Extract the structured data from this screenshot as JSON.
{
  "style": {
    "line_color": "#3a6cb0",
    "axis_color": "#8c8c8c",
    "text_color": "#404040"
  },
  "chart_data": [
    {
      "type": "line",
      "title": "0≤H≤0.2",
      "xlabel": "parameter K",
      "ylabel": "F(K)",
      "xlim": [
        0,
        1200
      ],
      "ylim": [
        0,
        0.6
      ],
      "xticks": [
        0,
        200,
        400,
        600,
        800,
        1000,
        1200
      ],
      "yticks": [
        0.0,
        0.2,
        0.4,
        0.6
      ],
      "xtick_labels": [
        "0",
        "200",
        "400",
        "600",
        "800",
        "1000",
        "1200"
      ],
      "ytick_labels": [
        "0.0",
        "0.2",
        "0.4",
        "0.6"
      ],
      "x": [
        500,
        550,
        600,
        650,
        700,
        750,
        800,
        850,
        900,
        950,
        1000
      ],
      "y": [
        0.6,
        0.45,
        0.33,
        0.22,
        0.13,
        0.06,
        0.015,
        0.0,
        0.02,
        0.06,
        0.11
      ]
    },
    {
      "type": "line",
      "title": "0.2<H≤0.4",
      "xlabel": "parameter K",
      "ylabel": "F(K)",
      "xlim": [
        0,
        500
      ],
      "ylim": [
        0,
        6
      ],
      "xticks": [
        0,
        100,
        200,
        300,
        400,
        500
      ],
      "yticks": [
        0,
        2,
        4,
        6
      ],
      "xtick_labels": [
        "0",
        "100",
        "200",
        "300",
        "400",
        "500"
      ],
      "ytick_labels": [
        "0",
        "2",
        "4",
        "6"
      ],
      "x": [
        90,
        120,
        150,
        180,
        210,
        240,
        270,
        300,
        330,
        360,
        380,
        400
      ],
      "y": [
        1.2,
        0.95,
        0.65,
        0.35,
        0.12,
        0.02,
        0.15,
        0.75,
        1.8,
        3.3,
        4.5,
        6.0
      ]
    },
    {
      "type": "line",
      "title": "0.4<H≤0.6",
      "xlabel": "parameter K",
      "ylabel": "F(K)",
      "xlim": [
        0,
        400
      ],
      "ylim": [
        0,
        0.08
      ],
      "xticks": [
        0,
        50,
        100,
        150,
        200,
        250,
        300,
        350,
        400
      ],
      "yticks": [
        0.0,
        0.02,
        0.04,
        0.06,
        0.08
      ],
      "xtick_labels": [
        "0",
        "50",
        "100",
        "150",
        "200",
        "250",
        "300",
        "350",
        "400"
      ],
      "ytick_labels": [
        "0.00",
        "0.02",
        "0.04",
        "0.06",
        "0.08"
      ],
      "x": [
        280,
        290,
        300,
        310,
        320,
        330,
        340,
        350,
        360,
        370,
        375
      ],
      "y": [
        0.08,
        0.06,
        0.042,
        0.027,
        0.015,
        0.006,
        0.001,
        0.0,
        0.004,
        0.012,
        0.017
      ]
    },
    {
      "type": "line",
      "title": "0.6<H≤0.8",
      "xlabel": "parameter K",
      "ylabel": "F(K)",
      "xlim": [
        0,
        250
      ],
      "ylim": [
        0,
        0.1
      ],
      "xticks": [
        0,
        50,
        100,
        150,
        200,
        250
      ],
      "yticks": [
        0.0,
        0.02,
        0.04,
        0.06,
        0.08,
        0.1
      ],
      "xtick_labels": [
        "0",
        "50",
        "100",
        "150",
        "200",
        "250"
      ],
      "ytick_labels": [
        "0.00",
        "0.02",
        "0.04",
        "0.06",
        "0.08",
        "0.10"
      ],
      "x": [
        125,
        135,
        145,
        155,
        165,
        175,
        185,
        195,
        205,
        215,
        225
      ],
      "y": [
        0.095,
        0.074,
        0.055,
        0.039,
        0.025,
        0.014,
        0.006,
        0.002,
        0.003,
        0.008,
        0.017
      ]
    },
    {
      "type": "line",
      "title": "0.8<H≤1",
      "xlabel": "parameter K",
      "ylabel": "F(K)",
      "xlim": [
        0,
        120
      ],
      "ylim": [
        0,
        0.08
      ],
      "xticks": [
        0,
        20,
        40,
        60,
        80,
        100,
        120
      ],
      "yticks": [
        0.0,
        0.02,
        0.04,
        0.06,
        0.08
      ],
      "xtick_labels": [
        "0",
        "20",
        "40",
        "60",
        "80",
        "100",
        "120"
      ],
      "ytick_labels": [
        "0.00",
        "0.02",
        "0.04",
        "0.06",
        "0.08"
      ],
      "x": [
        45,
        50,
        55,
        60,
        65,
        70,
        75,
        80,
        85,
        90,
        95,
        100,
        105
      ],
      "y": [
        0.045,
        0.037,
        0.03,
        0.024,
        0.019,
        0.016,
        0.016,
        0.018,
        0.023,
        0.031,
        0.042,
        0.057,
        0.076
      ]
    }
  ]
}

- - - - - - -

● Work to be completed: Show every line in the records above that contains the word "title".

● Full output:
      "title": "0≤H≤0.2",
      "title": "0.2<H≤0.4",
      "title": "0.4<H≤0.6",
      "title": "0.6<H≤0.8",
      "title": "0.8<H≤1",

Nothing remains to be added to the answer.